Transcribe all of the material exactly. Any picture in it should be left out.

Dataset items
/---

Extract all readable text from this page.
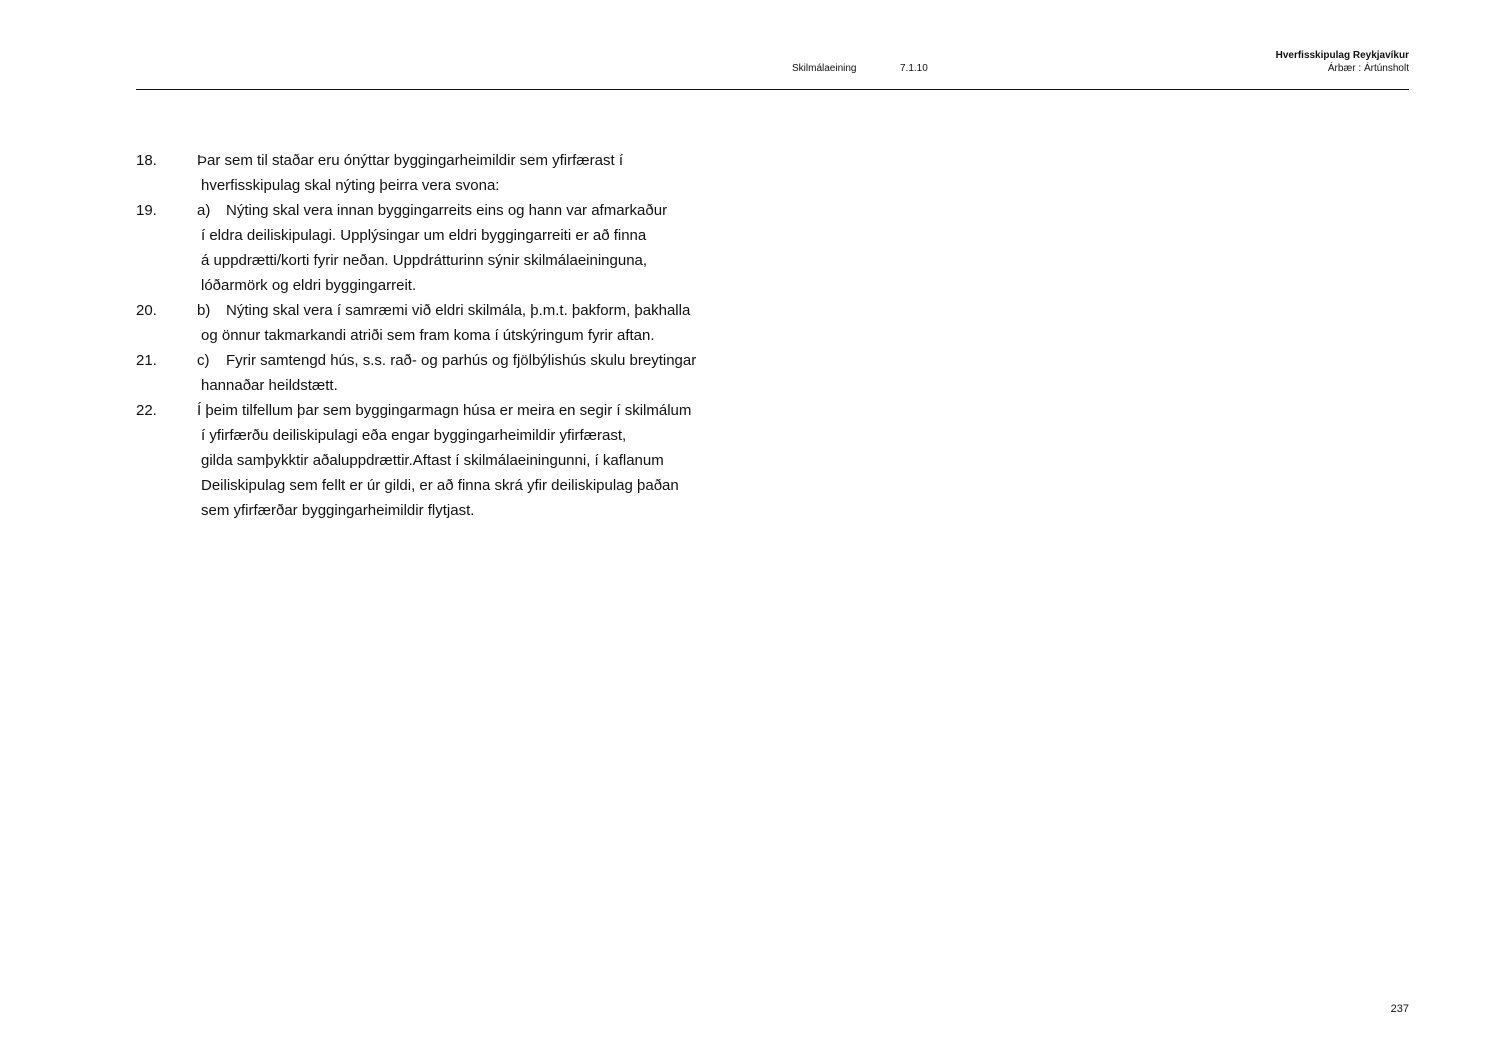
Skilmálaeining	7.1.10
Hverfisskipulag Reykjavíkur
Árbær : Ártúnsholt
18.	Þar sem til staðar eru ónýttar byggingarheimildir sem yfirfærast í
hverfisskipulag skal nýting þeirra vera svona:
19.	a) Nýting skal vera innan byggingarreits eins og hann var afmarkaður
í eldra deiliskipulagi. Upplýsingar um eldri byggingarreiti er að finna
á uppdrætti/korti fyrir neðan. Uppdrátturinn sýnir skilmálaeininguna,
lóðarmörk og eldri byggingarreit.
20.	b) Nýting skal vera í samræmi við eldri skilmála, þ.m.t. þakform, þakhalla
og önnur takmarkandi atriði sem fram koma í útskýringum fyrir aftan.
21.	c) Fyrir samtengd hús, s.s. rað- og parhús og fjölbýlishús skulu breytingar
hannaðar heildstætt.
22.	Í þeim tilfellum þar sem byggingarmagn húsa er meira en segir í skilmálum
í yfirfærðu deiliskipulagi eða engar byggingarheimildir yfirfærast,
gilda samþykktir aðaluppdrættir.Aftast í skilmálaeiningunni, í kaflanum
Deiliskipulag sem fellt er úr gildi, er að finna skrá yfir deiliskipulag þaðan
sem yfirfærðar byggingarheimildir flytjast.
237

\---

Exercise response -
Extract all readable text from this page.
Skilmálaeining	7.1.10
Hverfisskipulag Reykjavíkur
Árbær : Ártúnsholt
18.	Þar sem til staðar eru ónýttar byggingarheimildir sem yfirfærast í
hverfisskipulag skal nýting þeirra vera svona:
19.	a) Nýting skal vera innan byggingarreits eins og hann var afmarkaður
í eldra deiliskipulagi. Upplýsingar um eldri byggingarreiti er að finna
á uppdrætti/korti fyrir neðan. Uppdrátturinn sýnir skilmálaeininguna,
lóðarmörk og eldri byggingarreit.
20.	b) Nýting skal vera í samræmi við eldri skilmála, þ.m.t. þakform, þakhalla
og önnur takmarkandi atriði sem fram koma í útskýringum fyrir aftan.
21.	c) Fyrir samtengd hús, s.s. rað- og parhús og fjölbýlishús skulu breytingar
hannaðar heildstætt.
22.	Í þeim tilfellum þar sem byggingarmagn húsa er meira en segir í skilmálum
í yfirfærðu deiliskipulagi eða engar byggingarheimildir yfirfærast,
gilda samþykktir aðaluppdrættir.Aftast í skilmálaeiningunni, í kaflanum
Deiliskipulag sem fellt er úr gildi, er að finna skrá yfir deiliskipulag þaðan
sem yfirfærðar byggingarheimildir flytjast.
237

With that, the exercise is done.